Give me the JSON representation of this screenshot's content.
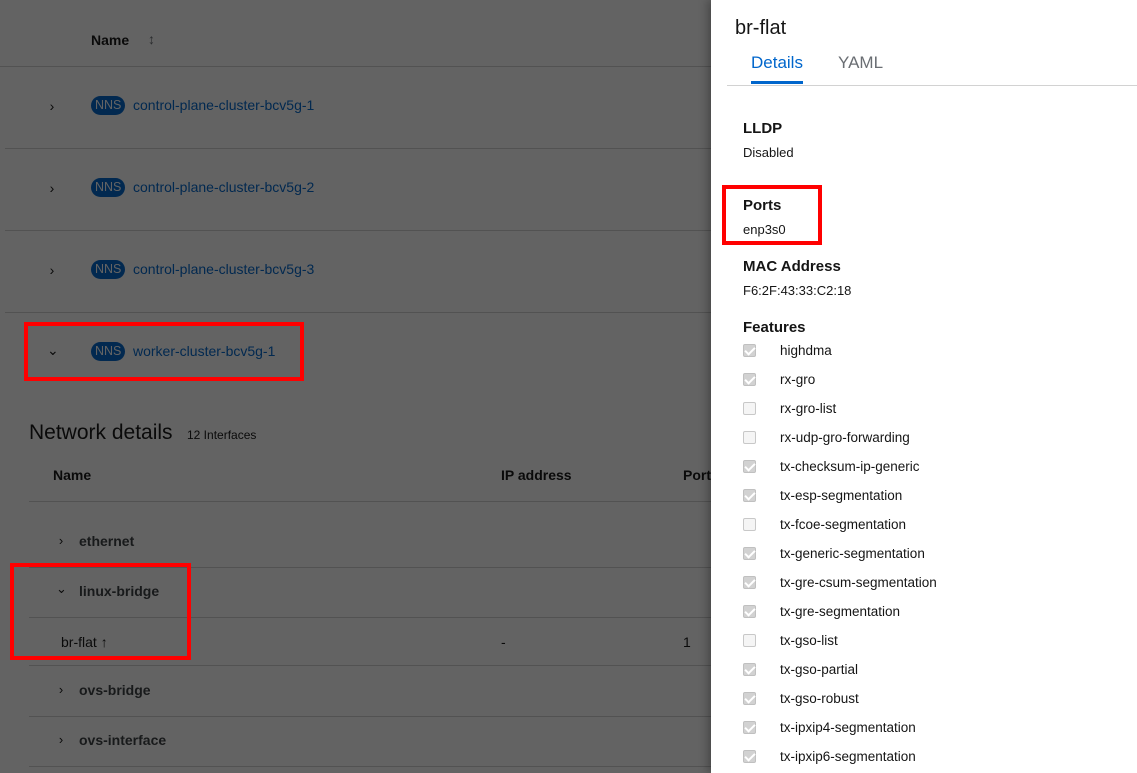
{
  "nns_table": {
    "header": {
      "name": "Name",
      "sort_icon": "sort-icon"
    },
    "badge": "NNS",
    "rows": [
      {
        "name": "control-plane-cluster-bcv5g-1",
        "expanded": false
      },
      {
        "name": "control-plane-cluster-bcv5g-2",
        "expanded": false
      },
      {
        "name": "control-plane-cluster-bcv5g-3",
        "expanded": false
      },
      {
        "name": "worker-cluster-bcv5g-1",
        "expanded": true
      }
    ]
  },
  "network": {
    "title": "Network details",
    "count": "12 Interfaces",
    "columns": {
      "name": "Name",
      "ip": "IP address",
      "port": "Port"
    },
    "types": {
      "ethernet": "ethernet",
      "linux_bridge": "linux-bridge",
      "ovs_bridge": "ovs-bridge",
      "ovs_interface": "ovs-interface"
    },
    "iface": {
      "name": "br-flat",
      "icon": "up-arrow-icon",
      "ip": "-",
      "port": "1"
    }
  },
  "drawer": {
    "title": "br-flat",
    "tabs": [
      "Details",
      "YAML"
    ],
    "active_tab": "Details",
    "lldp": {
      "label": "LLDP",
      "value": "Disabled"
    },
    "ports": {
      "label": "Ports",
      "value": "enp3s0"
    },
    "mac": {
      "label": "MAC Address",
      "value": "F6:2F:43:33:C2:18"
    },
    "features": {
      "label": "Features",
      "items": [
        {
          "name": "highdma",
          "checked": true
        },
        {
          "name": "rx-gro",
          "checked": true
        },
        {
          "name": "rx-gro-list",
          "checked": false
        },
        {
          "name": "rx-udp-gro-forwarding",
          "checked": false
        },
        {
          "name": "tx-checksum-ip-generic",
          "checked": true
        },
        {
          "name": "tx-esp-segmentation",
          "checked": true
        },
        {
          "name": "tx-fcoe-segmentation",
          "checked": false
        },
        {
          "name": "tx-generic-segmentation",
          "checked": true
        },
        {
          "name": "tx-gre-csum-segmentation",
          "checked": true
        },
        {
          "name": "tx-gre-segmentation",
          "checked": true
        },
        {
          "name": "tx-gso-list",
          "checked": false
        },
        {
          "name": "tx-gso-partial",
          "checked": true
        },
        {
          "name": "tx-gso-robust",
          "checked": true
        },
        {
          "name": "tx-ipxip4-segmentation",
          "checked": true
        },
        {
          "name": "tx-ipxip6-segmentation",
          "checked": true
        }
      ]
    }
  },
  "colors": {
    "accent": "#0066cc",
    "highlight": "#ff0000",
    "overlay": "#030303"
  }
}
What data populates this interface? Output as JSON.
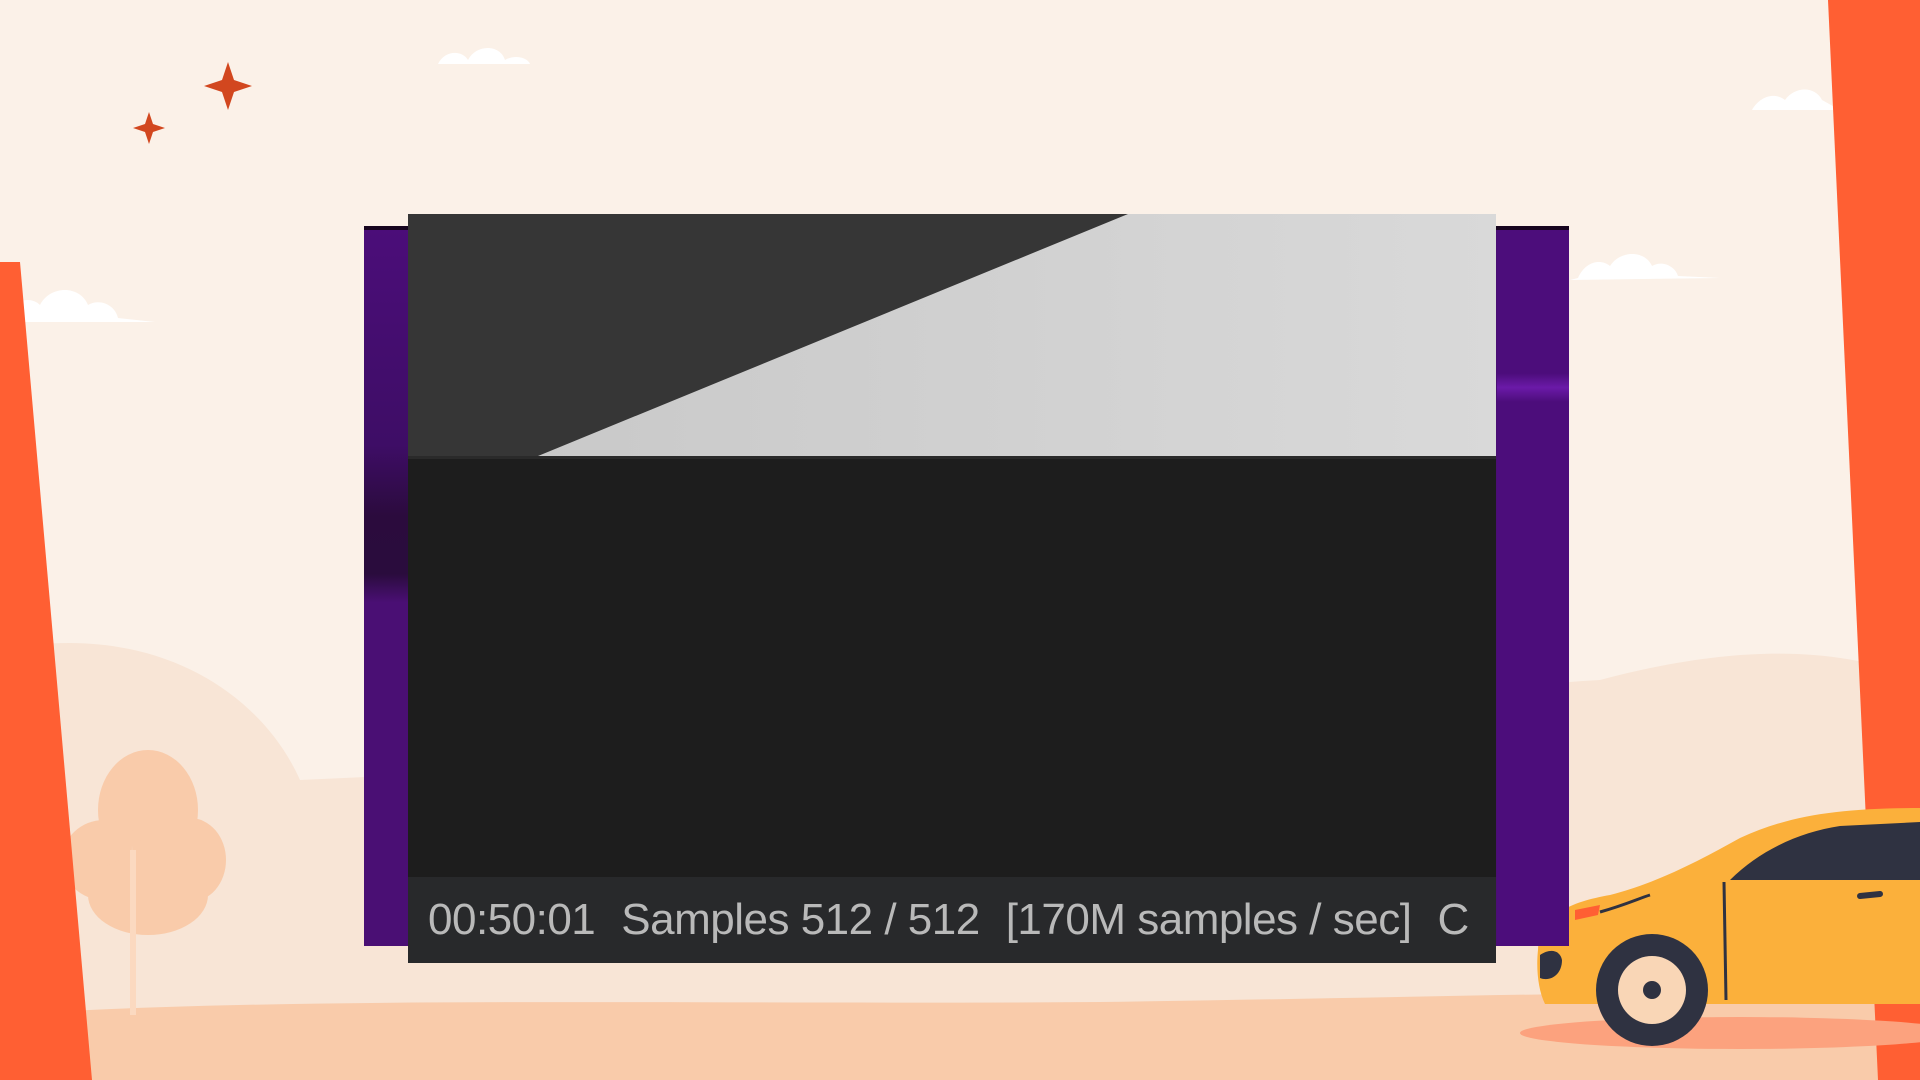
{
  "status": {
    "elapsed_time": "00:50:01",
    "samples": "Samples 512 / 512",
    "rate": "[170M samples / sec]",
    "trailing": "C"
  },
  "colors": {
    "background": "#fbf1e8",
    "accent_orange": "#ff5f33",
    "purple_window": "#4a0f74",
    "viewer_bg": "#1d1d1d",
    "status_bar_bg": "#28292b",
    "status_text": "#b9b9b9",
    "car_yellow": "#fbb03b"
  },
  "icons": [
    "sparkle-icon",
    "cloud-icon",
    "tree-icon",
    "car-icon"
  ]
}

-.-.-

Except for the pictures, give all the material above again verbatim.

**COMPLETED TASK:**
Give me the JSON representation of this screenshot's content.
{
  "nns_table": {
    "header": {
      "name": "Name",
      "sort_icon": "sort-icon"
    },
    "badge": "NNS",
    "rows": [
      {
        "name": "control-plane-cluster-bcv5g-1",
        "expanded": false
      },
      {
        "name": "control-plane-cluster-bcv5g-2",
        "expanded": false
      },
      {
        "name": "control-plane-cluster-bcv5g-3",
        "expanded": false
      },
      {
        "name": "worker-cluster-bcv5g-1",
        "expanded": true
      }
    ]
  },
  "network": {
    "title": "Network details",
    "count": "12 Interfaces",
    "columns": {
      "name": "Name",
      "ip": "IP address",
      "port": "Port"
    },
    "types": {
      "ethernet": "ethernet",
      "linux_bridge": "linux-bridge",
      "ovs_bridge": "ovs-bridge",
      "ovs_interface": "ovs-interface"
    },
    "iface": {
      "name": "br-flat",
      "icon": "up-arrow-icon",
      "ip": "-",
      "port": "1"
    }
  },
  "drawer": {
    "title": "br-flat",
    "tabs": [
      "Details",
      "YAML"
    ],
    "active_tab": "Details",
    "lldp": {
      "label": "LLDP",
      "value": "Disabled"
    },
    "ports": {
      "label": "Ports",
      "value": "enp3s0"
    },
    "mac": {
      "label": "MAC Address",
      "value": "F6:2F:43:33:C2:18"
    },
    "features": {
      "label": "Features",
      "items": [
        {
          "name": "highdma",
          "checked": true
        },
        {
          "name": "rx-gro",
          "checked": true
        },
        {
          "name": "rx-gro-list",
          "checked": false
        },
        {
          "name": "rx-udp-gro-forwarding",
          "checked": false
        },
        {
          "name": "tx-checksum-ip-generic",
          "checked": true
        },
        {
          "name": "tx-esp-segmentation",
          "checked": true
        },
        {
          "name": "tx-fcoe-segmentation",
          "checked": false
        },
        {
          "name": "tx-generic-segmentation",
          "checked": true
        },
        {
          "name": "tx-gre-csum-segmentation",
          "checked": true
        },
        {
          "name": "tx-gre-segmentation",
          "checked": true
        },
        {
          "name": "tx-gso-list",
          "checked": false
        },
        {
          "name": "tx-gso-partial",
          "checked": true
        },
        {
          "name": "tx-gso-robust",
          "checked": true
        },
        {
          "name": "tx-ipxip4-segmentation",
          "checked": true
        },
        {
          "name": "tx-ipxip6-segmentation",
          "checked": true
        }
      ]
    }
  },
  "colors": {
    "accent": "#0066cc",
    "highlight": "#ff0000",
    "overlay": "#030303"
  }
}
What data populates this interface? Output as JSON.
{
  "status": {
    "elapsed_time": "00:50:01",
    "samples": "Samples 512 / 512",
    "rate": "[170M samples / sec]",
    "trailing": "C"
  },
  "colors": {
    "background": "#fbf1e8",
    "accent_orange": "#ff5f33",
    "purple_window": "#4a0f74",
    "viewer_bg": "#1d1d1d",
    "status_bar_bg": "#28292b",
    "status_text": "#b9b9b9",
    "car_yellow": "#fbb03b"
  },
  "icons": [
    "sparkle-icon",
    "cloud-icon",
    "tree-icon",
    "car-icon"
  ]
}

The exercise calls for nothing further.